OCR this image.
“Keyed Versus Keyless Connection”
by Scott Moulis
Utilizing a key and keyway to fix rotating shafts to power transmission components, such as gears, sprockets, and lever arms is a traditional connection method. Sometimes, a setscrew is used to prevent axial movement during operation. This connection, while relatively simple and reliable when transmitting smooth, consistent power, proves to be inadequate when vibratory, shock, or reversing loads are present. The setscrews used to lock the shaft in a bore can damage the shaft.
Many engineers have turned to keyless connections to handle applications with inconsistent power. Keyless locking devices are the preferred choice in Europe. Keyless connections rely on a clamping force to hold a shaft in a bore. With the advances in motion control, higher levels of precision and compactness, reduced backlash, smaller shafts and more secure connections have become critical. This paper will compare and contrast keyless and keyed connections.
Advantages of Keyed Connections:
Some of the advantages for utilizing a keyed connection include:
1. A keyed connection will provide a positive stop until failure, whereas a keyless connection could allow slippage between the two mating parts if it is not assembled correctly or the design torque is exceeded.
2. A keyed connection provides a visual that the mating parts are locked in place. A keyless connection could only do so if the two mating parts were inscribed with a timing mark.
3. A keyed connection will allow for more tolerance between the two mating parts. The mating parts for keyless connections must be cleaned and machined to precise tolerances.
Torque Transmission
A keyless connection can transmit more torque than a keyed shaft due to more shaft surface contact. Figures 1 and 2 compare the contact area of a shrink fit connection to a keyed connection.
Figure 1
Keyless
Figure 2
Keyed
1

++++++++++

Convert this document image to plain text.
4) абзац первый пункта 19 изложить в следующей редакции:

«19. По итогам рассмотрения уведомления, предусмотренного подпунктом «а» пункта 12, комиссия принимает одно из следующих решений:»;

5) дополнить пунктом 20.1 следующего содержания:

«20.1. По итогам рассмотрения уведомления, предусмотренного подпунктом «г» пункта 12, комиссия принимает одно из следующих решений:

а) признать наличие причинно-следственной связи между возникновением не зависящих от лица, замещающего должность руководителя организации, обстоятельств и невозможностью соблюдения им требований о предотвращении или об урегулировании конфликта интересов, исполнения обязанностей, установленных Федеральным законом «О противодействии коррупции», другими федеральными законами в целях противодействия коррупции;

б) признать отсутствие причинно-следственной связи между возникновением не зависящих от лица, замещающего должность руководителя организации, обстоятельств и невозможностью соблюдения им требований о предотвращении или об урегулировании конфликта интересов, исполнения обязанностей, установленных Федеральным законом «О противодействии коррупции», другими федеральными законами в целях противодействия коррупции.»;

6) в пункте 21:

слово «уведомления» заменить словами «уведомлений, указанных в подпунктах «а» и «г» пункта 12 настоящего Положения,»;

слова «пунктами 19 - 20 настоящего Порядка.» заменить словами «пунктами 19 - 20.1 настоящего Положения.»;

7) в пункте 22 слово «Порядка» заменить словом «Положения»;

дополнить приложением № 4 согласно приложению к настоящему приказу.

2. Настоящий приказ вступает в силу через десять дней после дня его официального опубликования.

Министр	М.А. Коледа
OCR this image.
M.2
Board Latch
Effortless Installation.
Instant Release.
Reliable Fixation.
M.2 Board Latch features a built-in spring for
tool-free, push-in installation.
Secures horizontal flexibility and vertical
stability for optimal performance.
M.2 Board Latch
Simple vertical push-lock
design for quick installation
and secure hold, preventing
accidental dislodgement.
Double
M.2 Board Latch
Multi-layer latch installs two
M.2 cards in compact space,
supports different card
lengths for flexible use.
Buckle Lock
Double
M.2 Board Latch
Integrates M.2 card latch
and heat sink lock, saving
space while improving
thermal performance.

++++++++++

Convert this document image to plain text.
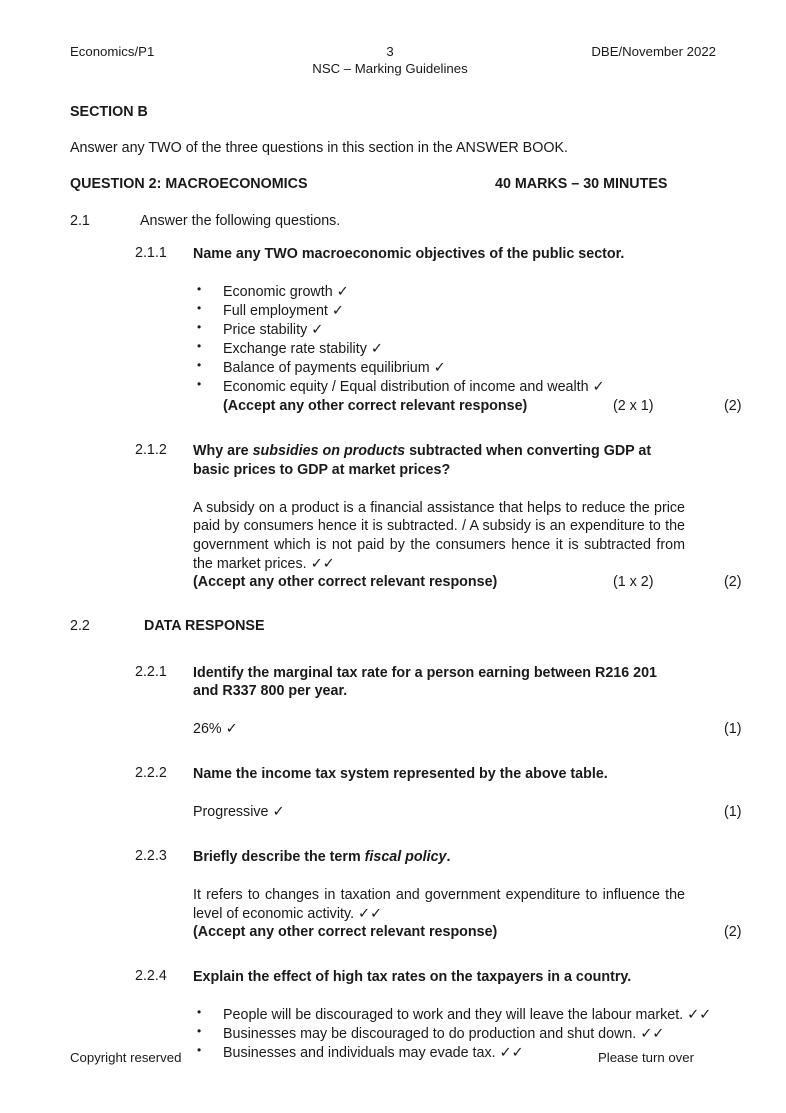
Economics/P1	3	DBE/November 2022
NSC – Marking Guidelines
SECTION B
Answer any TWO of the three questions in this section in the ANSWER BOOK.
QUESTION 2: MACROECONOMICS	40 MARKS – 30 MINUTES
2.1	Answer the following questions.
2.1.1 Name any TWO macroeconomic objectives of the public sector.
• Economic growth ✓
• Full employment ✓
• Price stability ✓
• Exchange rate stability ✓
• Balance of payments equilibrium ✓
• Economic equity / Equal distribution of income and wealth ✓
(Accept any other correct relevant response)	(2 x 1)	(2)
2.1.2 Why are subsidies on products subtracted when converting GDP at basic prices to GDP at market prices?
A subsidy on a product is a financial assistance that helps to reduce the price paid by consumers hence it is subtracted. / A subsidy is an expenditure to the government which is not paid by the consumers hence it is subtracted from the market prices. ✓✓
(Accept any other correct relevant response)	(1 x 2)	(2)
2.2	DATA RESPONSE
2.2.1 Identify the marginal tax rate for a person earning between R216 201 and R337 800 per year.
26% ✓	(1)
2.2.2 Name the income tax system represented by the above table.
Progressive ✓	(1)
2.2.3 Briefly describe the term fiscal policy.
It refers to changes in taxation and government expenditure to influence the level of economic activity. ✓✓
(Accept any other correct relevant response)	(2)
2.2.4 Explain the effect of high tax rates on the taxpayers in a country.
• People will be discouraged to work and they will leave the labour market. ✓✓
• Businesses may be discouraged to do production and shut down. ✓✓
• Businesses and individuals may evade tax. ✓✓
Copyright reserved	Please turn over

++++++++++

## WORK TO COMPLETE
Find every line in the records above that holds the word "Name", and copy each one.

## THE REPLY
2.1.1 Name any TWO macroeconomic objectives of the public sector.
2.2.2 Name the income tax system represented by the above table.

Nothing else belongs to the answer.